Entries from a dataset:
--
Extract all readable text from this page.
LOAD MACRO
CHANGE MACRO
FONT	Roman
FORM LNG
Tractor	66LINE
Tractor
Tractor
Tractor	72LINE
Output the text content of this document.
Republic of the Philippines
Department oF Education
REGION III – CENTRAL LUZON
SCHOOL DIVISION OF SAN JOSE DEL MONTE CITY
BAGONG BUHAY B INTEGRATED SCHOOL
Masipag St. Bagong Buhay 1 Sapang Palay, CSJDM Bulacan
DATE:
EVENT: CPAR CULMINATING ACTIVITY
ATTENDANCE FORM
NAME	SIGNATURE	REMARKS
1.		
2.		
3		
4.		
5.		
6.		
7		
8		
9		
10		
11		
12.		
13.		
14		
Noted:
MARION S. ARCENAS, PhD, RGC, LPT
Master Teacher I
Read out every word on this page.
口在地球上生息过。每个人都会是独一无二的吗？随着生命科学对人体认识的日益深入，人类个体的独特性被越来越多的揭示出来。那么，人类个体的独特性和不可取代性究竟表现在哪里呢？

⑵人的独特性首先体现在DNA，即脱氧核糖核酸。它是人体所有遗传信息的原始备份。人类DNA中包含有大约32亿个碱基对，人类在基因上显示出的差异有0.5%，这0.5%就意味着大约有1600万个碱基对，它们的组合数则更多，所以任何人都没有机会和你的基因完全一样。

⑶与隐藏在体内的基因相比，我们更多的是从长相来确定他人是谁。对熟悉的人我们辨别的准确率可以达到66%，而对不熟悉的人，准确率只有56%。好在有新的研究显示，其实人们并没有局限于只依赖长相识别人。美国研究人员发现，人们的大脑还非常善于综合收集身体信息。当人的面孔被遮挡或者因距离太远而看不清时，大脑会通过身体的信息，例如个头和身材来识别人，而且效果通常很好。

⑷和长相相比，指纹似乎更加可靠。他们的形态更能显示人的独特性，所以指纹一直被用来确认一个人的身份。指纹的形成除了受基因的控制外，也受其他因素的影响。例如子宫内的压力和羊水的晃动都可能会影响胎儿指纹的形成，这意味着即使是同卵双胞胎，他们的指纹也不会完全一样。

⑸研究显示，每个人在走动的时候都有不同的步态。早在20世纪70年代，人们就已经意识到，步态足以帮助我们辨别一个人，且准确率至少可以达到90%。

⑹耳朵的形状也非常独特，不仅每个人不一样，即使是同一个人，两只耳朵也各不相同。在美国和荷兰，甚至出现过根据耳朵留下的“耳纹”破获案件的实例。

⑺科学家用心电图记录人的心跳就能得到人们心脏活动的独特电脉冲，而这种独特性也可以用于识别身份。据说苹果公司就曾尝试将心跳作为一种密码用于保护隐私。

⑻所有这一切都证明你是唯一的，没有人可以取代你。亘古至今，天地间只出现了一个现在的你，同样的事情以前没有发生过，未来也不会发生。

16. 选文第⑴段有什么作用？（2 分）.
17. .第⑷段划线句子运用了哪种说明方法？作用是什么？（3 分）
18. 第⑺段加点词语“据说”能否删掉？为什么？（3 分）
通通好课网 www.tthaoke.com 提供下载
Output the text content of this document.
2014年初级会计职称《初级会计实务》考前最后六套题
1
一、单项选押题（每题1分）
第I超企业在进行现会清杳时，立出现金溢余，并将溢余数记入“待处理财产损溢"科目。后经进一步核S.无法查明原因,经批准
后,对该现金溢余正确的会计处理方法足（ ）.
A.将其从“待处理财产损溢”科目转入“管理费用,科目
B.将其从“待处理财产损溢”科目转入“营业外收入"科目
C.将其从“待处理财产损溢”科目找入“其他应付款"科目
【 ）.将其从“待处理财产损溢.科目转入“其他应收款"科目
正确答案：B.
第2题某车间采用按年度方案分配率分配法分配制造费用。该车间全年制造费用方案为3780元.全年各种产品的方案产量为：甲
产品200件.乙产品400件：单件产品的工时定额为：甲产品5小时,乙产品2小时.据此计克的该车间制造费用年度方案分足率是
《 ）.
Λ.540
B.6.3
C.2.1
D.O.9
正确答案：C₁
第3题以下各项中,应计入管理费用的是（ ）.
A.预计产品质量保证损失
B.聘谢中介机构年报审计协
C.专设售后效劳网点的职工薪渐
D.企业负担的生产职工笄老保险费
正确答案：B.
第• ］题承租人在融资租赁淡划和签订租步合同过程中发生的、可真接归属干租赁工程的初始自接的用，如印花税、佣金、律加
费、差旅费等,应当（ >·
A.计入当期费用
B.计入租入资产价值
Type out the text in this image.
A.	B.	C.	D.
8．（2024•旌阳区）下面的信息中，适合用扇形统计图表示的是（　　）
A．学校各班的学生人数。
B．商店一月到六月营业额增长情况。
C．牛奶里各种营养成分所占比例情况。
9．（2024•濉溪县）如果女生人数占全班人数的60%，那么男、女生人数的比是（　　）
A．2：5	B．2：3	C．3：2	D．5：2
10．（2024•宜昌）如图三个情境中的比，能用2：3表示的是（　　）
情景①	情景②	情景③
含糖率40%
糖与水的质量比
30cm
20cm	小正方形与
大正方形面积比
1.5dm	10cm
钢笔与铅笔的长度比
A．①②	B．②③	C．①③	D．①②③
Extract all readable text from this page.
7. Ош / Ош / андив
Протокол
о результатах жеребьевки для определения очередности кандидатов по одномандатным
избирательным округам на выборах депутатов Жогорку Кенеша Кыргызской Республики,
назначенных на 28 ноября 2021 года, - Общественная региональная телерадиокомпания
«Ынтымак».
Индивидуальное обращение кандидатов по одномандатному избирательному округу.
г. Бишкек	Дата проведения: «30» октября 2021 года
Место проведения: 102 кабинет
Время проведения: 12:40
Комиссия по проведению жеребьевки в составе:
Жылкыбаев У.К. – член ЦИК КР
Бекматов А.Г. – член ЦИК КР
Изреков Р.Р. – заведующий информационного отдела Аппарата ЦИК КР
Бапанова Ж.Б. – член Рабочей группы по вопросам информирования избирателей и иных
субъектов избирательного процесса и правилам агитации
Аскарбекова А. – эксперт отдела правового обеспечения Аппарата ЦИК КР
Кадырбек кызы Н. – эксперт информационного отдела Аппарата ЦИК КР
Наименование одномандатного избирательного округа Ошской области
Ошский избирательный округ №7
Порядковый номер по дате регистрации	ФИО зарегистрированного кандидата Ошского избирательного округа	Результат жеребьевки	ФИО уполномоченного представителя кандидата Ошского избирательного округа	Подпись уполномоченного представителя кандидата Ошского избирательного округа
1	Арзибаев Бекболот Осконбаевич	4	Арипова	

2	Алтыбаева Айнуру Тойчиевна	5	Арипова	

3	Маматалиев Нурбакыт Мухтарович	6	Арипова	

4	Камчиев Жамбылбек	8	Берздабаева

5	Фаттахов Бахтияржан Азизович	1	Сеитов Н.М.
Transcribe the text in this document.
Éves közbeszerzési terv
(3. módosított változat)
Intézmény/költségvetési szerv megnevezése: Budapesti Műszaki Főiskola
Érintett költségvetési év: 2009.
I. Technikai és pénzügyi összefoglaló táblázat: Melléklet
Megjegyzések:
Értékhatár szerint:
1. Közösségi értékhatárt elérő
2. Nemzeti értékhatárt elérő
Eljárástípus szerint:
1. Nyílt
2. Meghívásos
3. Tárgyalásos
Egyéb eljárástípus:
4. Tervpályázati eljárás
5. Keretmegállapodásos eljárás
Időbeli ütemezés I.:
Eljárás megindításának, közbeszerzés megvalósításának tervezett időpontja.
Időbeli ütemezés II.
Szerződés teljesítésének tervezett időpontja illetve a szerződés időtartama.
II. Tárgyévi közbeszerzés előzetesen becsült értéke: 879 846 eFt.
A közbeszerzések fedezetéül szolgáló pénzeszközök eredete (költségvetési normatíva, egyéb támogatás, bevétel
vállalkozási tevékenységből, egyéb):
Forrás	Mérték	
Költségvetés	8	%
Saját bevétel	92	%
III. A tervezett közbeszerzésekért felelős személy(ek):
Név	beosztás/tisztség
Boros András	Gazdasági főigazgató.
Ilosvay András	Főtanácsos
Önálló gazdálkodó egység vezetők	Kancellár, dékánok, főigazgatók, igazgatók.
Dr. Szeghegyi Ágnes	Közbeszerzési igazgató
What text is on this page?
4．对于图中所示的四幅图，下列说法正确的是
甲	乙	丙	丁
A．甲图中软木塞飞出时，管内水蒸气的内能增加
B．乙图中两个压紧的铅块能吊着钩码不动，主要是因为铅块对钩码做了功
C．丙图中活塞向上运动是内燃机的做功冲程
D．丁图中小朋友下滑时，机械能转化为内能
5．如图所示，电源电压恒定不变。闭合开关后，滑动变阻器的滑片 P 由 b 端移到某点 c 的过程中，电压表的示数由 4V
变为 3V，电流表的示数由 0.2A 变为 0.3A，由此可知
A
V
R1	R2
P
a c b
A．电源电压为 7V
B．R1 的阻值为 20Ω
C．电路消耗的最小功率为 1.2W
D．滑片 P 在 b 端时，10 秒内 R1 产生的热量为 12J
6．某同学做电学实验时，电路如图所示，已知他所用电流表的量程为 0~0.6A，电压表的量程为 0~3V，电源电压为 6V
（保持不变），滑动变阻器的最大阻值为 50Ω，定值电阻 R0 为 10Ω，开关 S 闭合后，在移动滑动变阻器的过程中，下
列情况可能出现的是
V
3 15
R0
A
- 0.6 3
--
**EXERCISE TASK**
Scan the entries above for the word "ütemezés" and collect each line holding it.

**RESPONSE FOR THIS EXERCISE**
Időbeli ütemezés I.:
Időbeli ütemezés II.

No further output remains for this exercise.